--- START OF DATA FOR THIS EXERCISE ---

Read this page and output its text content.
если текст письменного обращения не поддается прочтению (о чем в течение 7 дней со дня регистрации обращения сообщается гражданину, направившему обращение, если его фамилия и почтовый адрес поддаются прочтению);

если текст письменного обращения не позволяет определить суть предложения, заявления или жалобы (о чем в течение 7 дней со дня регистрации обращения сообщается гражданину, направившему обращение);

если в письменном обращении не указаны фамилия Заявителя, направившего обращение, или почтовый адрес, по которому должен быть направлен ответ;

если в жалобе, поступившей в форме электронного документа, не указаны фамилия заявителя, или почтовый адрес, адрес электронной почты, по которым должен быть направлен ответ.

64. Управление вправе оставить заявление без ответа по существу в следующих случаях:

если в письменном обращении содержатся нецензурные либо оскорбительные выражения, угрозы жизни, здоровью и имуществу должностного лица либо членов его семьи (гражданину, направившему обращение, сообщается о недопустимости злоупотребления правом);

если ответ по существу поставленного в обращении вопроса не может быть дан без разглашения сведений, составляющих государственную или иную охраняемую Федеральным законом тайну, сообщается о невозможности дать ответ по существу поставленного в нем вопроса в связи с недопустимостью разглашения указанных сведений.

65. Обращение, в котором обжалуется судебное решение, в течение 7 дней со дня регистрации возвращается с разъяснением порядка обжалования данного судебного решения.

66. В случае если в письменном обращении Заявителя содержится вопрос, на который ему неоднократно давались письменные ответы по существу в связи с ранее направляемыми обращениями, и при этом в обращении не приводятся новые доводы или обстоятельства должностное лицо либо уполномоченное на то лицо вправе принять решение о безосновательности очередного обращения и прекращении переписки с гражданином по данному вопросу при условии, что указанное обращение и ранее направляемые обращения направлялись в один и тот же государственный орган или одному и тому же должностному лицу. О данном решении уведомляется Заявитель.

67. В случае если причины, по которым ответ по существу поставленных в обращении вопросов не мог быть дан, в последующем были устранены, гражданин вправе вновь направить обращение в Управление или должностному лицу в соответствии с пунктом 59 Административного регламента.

--- END OF DATA FOR THIS EXERCISE ---

### DIRECTION:
Quote every line of the data, word for word.

### TASK RESPONSE:
Read this page and output its text content.
если текст письменного обращения не поддается прочтению (о чем в течение 7 дней со дня регистрации обращения сообщается гражданину, направившему обращение, если его фамилия и почтовый адрес поддаются прочтению);

если текст письменного обращения не позволяет определить суть предложения, заявления или жалобы (о чем в течение 7 дней со дня регистрации обращения сообщается гражданину, направившему обращение);

если в письменном обращении не указаны фамилия Заявителя, направившего обращение, или почтовый адрес, по которому должен быть направлен ответ;

если в жалобе, поступившей в форме электронного документа, не указаны фамилия заявителя, или почтовый адрес, адрес электронной почты, по которым должен быть направлен ответ.

64. Управление вправе оставить заявление без ответа по существу в следующих случаях:

если в письменном обращении содержатся нецензурные либо оскорбительные выражения, угрозы жизни, здоровью и имуществу должностного лица либо членов его семьи (гражданину, направившему обращение, сообщается о недопустимости злоупотребления правом);

если ответ по существу поставленного в обращении вопроса не может быть дан без разглашения сведений, составляющих государственную или иную охраняемую Федеральным законом тайну, сообщается о невозможности дать ответ по существу поставленного в нем вопроса в связи с недопустимостью разглашения указанных сведений.

65. Обращение, в котором обжалуется судебное решение, в течение 7 дней со дня регистрации возвращается с разъяснением порядка обжалования данного судебного решения.

66. В случае если в письменном обращении Заявителя содержится вопрос, на который ему неоднократно давались письменные ответы по существу в связи с ранее направляемыми обращениями, и при этом в обращении не приводятся новые доводы или обстоятельства должностное лицо либо уполномоченное на то лицо вправе принять решение о безосновательности очередного обращения и прекращении переписки с гражданином по данному вопросу при условии, что указанное обращение и ранее направляемые обращения направлялись в один и тот же государственный орган или одному и тому же должностному лицу. О данном решении уведомляется Заявитель.

67. В случае если причины, по которым ответ по существу поставленных в обращении вопросов не мог быть дан, в последующем были устранены, гражданин вправе вновь направить обращение в Управление или должностному лицу в соответствии с пунктом 59 Административного регламента.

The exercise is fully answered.